### Information given
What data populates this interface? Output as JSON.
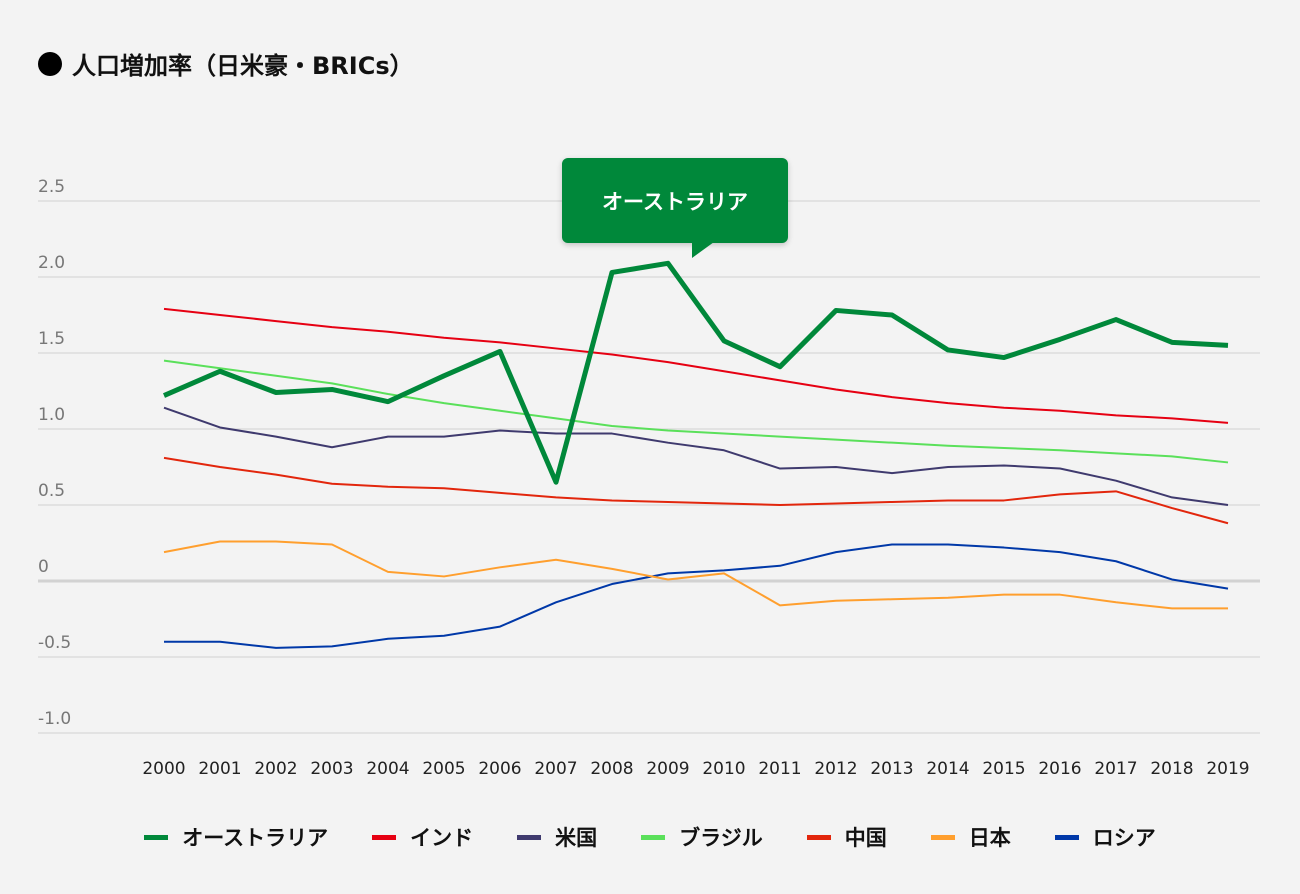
{
  "title": "人口増加率（日米豪・BRICs）",
  "title_icon": "filled-circle-icon",
  "chart_data": {
    "type": "line",
    "title": "人口増加率（日米豪・BRICs）",
    "xlabel": "",
    "ylabel": "",
    "x": [
      "2000",
      "2001",
      "2002",
      "2003",
      "2004",
      "2005",
      "2006",
      "2007",
      "2008",
      "2009",
      "2010",
      "2011",
      "2012",
      "2013",
      "2014",
      "2015",
      "2016",
      "2017",
      "2018",
      "2019"
    ],
    "ylim": [
      -1.0,
      2.5
    ],
    "yticks": [
      "2.5",
      "2.0",
      "1.5",
      "1.0",
      "0.5",
      "0",
      "-0.5",
      "-1.0"
    ],
    "grid": true,
    "legend_position": "bottom",
    "tooltip": {
      "label": "オーストラリア"
    },
    "series": [
      {
        "name": "オーストラリア",
        "color": "#00883a",
        "highlight": true,
        "values": [
          1.22,
          1.38,
          1.24,
          1.26,
          1.18,
          1.35,
          1.51,
          0.65,
          2.03,
          2.09,
          1.58,
          1.41,
          1.78,
          1.75,
          1.52,
          1.47,
          1.59,
          1.72,
          1.57,
          1.55
        ]
      },
      {
        "name": "インド",
        "color": "#e60012",
        "values": [
          1.79,
          1.75,
          1.71,
          1.67,
          1.64,
          1.6,
          1.57,
          1.53,
          1.49,
          1.44,
          1.38,
          1.32,
          1.26,
          1.21,
          1.17,
          1.14,
          1.12,
          1.09,
          1.07,
          1.04
        ]
      },
      {
        "name": "米国",
        "color": "#3f3a6e",
        "values": [
          1.14,
          1.01,
          0.95,
          0.88,
          0.95,
          0.95,
          0.99,
          0.97,
          0.97,
          0.91,
          0.86,
          0.74,
          0.75,
          0.71,
          0.75,
          0.76,
          0.74,
          0.66,
          0.55,
          0.5
        ]
      },
      {
        "name": "ブラジル",
        "color": "#5ae05a",
        "values": [
          1.45,
          1.4,
          1.35,
          1.3,
          1.23,
          1.17,
          1.12,
          1.07,
          1.02,
          0.99,
          0.97,
          0.95,
          0.93,
          0.91,
          0.89,
          0.875,
          0.86,
          0.84,
          0.82,
          0.78
        ]
      },
      {
        "name": "中国",
        "color": "#e2260c",
        "values": [
          0.81,
          0.75,
          0.7,
          0.64,
          0.62,
          0.61,
          0.58,
          0.55,
          0.53,
          0.52,
          0.51,
          0.5,
          0.51,
          0.52,
          0.53,
          0.53,
          0.57,
          0.59,
          0.48,
          0.38
        ]
      },
      {
        "name": "日本",
        "color": "#ff9f2e",
        "values": [
          0.19,
          0.26,
          0.26,
          0.24,
          0.06,
          0.03,
          0.09,
          0.14,
          0.08,
          0.01,
          0.05,
          -0.16,
          -0.13,
          -0.12,
          -0.11,
          -0.09,
          -0.09,
          -0.14,
          -0.18,
          -0.18
        ]
      },
      {
        "name": "ロシア",
        "color": "#0038a8",
        "values": [
          -0.4,
          -0.4,
          -0.44,
          -0.43,
          -0.38,
          -0.36,
          -0.3,
          -0.14,
          -0.02,
          0.05,
          0.07,
          0.1,
          0.19,
          0.24,
          0.24,
          0.22,
          0.19,
          0.13,
          0.01,
          -0.05
        ]
      }
    ]
  }
}
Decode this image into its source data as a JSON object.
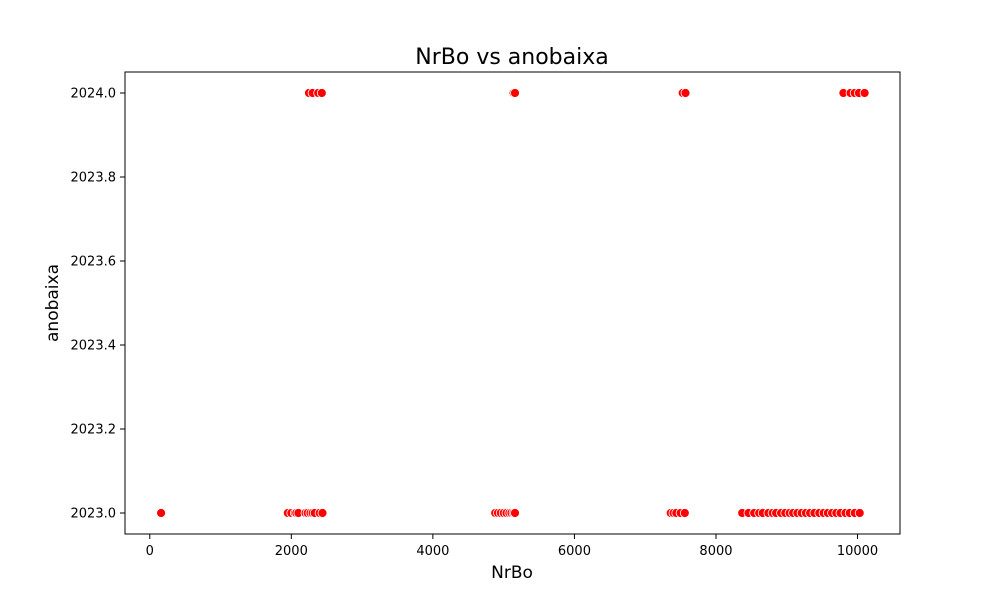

### Requirement
Show every line above in which the word "this" occurs.

### Exercise solution
What data populates this interface? Output as JSON.
Decode this image into its source data as a JSON object.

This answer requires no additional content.